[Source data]
======
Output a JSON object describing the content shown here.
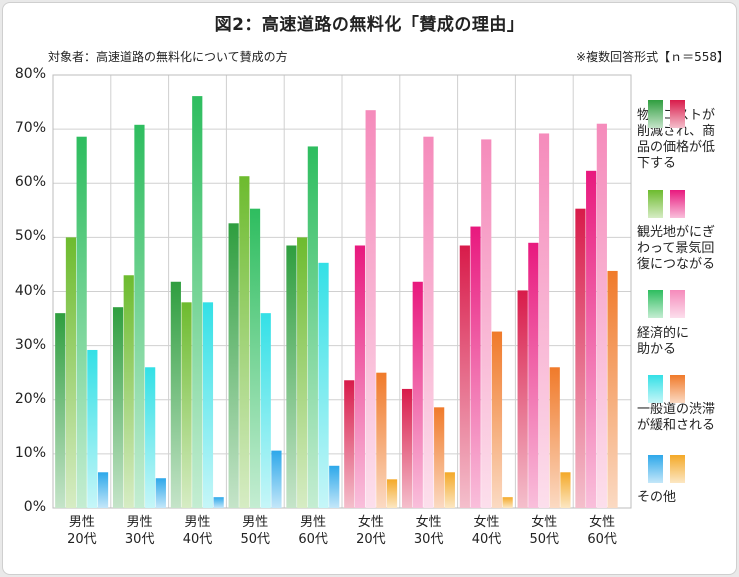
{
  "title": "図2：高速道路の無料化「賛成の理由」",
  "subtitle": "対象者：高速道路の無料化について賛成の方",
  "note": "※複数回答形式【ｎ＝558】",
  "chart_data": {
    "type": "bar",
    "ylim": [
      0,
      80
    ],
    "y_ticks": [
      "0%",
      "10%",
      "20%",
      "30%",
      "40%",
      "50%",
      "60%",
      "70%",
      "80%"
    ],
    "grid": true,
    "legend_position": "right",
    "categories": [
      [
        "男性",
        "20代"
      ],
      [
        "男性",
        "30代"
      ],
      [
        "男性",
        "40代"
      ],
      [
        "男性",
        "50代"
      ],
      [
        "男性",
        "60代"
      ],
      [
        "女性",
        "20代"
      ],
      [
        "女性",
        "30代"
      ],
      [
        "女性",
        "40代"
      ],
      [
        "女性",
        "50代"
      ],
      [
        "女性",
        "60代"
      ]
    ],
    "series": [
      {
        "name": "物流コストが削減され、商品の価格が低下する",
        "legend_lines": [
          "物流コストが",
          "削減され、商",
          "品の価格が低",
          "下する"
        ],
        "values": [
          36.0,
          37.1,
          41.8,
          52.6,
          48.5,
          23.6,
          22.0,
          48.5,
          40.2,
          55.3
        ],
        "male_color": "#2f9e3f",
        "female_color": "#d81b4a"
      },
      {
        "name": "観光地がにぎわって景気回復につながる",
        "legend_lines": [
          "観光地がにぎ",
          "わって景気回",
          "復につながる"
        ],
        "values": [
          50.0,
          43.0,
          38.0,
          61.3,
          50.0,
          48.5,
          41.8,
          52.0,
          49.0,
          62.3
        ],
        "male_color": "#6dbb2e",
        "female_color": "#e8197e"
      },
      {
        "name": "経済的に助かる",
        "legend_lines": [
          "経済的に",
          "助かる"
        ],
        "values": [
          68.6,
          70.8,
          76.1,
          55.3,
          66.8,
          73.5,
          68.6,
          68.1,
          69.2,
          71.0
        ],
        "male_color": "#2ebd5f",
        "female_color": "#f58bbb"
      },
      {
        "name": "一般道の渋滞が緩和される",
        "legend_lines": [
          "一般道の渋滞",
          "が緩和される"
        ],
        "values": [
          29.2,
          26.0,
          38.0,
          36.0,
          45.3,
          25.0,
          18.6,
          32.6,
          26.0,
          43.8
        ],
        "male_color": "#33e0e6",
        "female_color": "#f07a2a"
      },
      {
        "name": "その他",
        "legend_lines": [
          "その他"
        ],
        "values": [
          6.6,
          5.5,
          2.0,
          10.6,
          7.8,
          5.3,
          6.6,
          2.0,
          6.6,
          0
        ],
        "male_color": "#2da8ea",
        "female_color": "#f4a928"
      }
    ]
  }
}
======
- TASK BRIEF:
Print each line of the material above exactly, with the pictures removed from your copy.

- WORKED SOLUTION:
Output a JSON object describing the content shown here.
{
  "title": "図2：高速道路の無料化「賛成の理由」",
  "subtitle": "対象者：高速道路の無料化について賛成の方",
  "note": "※複数回答形式【ｎ＝558】",
  "chart_data": {
    "type": "bar",
    "ylim": [
      0,
      80
    ],
    "y_ticks": [
      "0%",
      "10%",
      "20%",
      "30%",
      "40%",
      "50%",
      "60%",
      "70%",
      "80%"
    ],
    "grid": true,
    "legend_position": "right",
    "categories": [
      [
        "男性",
        "20代"
      ],
      [
        "男性",
        "30代"
      ],
      [
        "男性",
        "40代"
      ],
      [
        "男性",
        "50代"
      ],
      [
        "男性",
        "60代"
      ],
      [
        "女性",
        "20代"
      ],
      [
        "女性",
        "30代"
      ],
      [
        "女性",
        "40代"
      ],
      [
        "女性",
        "50代"
      ],
      [
        "女性",
        "60代"
      ]
    ],
    "series": [
      {
        "name": "物流コストが削減され、商品の価格が低下する",
        "legend_lines": [
          "物流コストが",
          "削減され、商",
          "品の価格が低",
          "下する"
        ],
        "values": [
          36.0,
          37.1,
          41.8,
          52.6,
          48.5,
          23.6,
          22.0,
          48.5,
          40.2,
          55.3
        ],
        "male_color": "#2f9e3f",
        "female_color": "#d81b4a"
      },
      {
        "name": "観光地がにぎわって景気回復につながる",
        "legend_lines": [
          "観光地がにぎ",
          "わって景気回",
          "復につながる"
        ],
        "values": [
          50.0,
          43.0,
          38.0,
          61.3,
          50.0,
          48.5,
          41.8,
          52.0,
          49.0,
          62.3
        ],
        "male_color": "#6dbb2e",
        "female_color": "#e8197e"
      },
      {
        "name": "経済的に助かる",
        "legend_lines": [
          "経済的に",
          "助かる"
        ],
        "values": [
          68.6,
          70.8,
          76.1,
          55.3,
          66.8,
          73.5,
          68.6,
          68.1,
          69.2,
          71.0
        ],
        "male_color": "#2ebd5f",
        "female_color": "#f58bbb"
      },
      {
        "name": "一般道の渋滞が緩和される",
        "legend_lines": [
          "一般道の渋滞",
          "が緩和される"
        ],
        "values": [
          29.2,
          26.0,
          38.0,
          36.0,
          45.3,
          25.0,
          18.6,
          32.6,
          26.0,
          43.8
        ],
        "male_color": "#33e0e6",
        "female_color": "#f07a2a"
      },
      {
        "name": "その他",
        "legend_lines": [
          "その他"
        ],
        "values": [
          6.6,
          5.5,
          2.0,
          10.6,
          7.8,
          5.3,
          6.6,
          2.0,
          6.6,
          0
        ],
        "male_color": "#2da8ea",
        "female_color": "#f4a928"
      }
    ]
  }
}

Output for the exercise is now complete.